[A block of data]
= = = =
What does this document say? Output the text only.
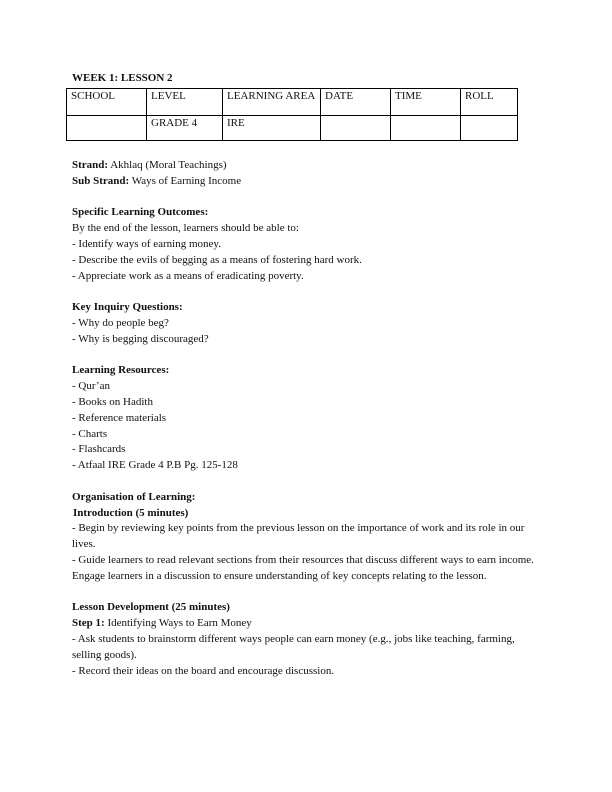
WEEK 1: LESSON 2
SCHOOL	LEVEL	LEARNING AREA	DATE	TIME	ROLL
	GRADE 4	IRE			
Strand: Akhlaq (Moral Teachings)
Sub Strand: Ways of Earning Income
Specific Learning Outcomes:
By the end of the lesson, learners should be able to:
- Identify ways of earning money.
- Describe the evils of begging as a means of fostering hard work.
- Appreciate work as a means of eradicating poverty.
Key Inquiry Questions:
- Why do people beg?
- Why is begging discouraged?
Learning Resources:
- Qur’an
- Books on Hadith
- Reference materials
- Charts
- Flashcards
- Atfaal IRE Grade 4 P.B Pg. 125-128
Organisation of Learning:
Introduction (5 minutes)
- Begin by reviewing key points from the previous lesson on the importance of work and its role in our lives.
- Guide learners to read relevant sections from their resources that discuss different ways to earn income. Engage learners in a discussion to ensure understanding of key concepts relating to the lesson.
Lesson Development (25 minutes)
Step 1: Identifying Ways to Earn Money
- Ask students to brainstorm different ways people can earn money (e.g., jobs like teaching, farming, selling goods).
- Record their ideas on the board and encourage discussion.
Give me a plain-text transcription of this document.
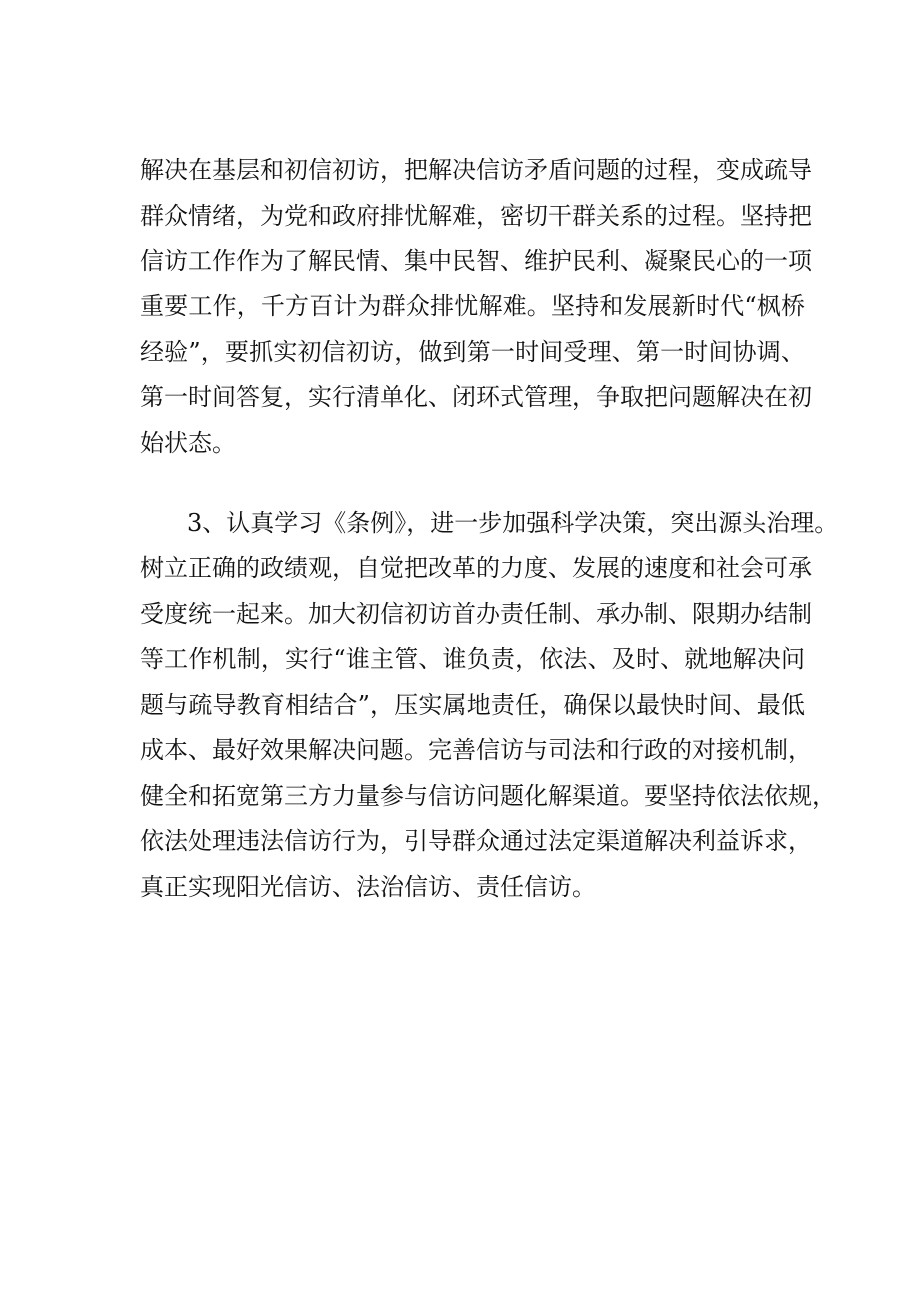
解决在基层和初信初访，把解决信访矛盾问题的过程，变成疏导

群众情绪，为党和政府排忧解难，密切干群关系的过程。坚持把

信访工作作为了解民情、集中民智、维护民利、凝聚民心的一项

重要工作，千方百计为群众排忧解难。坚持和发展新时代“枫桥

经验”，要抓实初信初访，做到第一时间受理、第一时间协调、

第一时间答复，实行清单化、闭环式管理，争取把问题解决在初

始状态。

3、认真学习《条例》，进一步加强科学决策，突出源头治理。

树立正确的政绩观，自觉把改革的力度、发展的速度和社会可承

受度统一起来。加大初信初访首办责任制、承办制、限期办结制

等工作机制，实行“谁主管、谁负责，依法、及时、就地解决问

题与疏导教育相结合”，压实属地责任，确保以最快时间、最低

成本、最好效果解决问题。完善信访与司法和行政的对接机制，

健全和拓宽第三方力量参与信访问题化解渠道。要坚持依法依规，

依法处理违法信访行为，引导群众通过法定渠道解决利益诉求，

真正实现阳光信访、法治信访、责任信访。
= = = =
__Exercise__.
Copy every line of the data that holds the string "their".

__Correct output__.
- Guide learners to read relevant sections from their resources that discuss different ways to earn income. Engage learners in a discussion to ensure understanding of key concepts relating to the lesson.
- Record their ideas on the board and encourage discussion.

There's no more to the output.